(Extracted records)
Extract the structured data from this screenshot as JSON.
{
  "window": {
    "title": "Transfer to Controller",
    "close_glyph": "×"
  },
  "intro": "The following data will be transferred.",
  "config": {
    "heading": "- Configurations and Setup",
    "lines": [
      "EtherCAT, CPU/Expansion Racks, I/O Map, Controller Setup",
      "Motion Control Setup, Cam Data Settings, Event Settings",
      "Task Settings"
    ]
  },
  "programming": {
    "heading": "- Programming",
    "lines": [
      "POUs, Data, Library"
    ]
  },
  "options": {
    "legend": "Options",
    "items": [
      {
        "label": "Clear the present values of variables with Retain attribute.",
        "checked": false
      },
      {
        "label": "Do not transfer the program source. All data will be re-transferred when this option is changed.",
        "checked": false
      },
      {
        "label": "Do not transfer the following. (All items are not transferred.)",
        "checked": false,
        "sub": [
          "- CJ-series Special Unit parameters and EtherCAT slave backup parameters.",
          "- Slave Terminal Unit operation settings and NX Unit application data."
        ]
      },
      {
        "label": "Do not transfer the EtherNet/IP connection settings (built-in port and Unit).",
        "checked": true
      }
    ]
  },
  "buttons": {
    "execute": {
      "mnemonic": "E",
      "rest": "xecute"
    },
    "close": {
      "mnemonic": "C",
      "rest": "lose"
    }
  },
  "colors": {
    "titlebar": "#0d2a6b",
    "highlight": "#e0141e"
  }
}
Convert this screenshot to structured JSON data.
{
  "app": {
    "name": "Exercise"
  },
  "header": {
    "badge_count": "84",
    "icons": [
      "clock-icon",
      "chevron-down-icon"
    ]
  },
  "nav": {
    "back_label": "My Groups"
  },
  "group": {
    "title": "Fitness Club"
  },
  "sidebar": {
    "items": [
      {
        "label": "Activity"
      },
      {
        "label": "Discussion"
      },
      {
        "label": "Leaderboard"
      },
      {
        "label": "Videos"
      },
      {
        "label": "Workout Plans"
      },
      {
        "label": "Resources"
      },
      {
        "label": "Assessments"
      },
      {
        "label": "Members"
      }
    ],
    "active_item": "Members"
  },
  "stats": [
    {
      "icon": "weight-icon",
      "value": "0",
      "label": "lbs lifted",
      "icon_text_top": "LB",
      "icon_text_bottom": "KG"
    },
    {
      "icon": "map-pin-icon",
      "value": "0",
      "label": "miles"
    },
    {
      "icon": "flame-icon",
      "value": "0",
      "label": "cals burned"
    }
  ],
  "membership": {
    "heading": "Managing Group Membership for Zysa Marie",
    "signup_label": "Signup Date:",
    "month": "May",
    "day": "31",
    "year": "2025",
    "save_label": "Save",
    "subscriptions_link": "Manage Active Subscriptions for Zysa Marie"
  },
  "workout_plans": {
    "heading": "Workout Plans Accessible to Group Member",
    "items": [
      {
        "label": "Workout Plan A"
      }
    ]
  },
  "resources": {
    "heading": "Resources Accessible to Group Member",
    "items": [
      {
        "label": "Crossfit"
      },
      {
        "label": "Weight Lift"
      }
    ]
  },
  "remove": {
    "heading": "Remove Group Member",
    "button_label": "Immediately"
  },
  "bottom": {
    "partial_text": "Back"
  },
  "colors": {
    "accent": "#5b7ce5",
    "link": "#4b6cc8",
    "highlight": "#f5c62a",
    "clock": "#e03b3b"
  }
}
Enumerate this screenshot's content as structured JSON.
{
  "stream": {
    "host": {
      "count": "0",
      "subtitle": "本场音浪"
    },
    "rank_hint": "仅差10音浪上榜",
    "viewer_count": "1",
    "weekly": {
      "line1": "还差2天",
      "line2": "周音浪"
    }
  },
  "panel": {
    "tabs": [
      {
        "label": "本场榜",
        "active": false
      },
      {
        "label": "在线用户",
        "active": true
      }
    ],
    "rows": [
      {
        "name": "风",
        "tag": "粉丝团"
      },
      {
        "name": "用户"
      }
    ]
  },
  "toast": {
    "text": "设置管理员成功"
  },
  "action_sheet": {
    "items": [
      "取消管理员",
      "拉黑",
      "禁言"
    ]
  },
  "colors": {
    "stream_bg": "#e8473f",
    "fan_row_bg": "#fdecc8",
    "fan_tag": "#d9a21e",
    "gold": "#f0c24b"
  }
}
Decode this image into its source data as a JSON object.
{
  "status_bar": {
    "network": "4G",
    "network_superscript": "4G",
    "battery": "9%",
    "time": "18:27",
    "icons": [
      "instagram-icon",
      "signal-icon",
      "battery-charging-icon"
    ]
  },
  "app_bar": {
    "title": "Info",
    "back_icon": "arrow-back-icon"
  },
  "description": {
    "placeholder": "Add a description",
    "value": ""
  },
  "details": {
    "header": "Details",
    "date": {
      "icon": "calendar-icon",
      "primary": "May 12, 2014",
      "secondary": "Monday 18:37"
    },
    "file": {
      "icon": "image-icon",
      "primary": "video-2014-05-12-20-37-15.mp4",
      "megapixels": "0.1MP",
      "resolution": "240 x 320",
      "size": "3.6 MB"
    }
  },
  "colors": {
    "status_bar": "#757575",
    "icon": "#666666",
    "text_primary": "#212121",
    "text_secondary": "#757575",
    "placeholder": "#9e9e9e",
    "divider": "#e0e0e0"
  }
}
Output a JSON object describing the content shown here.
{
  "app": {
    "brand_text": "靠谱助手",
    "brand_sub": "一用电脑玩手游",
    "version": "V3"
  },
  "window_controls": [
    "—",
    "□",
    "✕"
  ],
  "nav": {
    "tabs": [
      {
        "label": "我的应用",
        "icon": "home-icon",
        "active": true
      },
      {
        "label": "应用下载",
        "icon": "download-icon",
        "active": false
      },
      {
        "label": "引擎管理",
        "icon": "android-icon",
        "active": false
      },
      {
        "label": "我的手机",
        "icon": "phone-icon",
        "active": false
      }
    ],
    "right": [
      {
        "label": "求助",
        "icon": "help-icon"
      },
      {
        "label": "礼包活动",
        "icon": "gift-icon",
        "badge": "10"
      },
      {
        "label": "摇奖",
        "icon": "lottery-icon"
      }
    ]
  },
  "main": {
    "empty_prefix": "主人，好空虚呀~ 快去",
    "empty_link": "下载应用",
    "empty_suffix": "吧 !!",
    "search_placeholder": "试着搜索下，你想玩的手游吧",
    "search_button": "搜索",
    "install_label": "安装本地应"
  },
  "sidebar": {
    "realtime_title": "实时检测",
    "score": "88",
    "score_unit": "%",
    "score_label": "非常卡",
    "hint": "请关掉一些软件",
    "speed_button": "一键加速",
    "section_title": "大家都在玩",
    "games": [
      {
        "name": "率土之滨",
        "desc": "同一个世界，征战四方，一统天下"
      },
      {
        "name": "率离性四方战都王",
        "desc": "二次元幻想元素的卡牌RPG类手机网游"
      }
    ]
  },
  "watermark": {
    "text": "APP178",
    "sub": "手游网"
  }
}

## [WORK TO DO]
State the number of lines holding the word "Marie" in the listing. Add nothing else.

## [THE RESULT]
2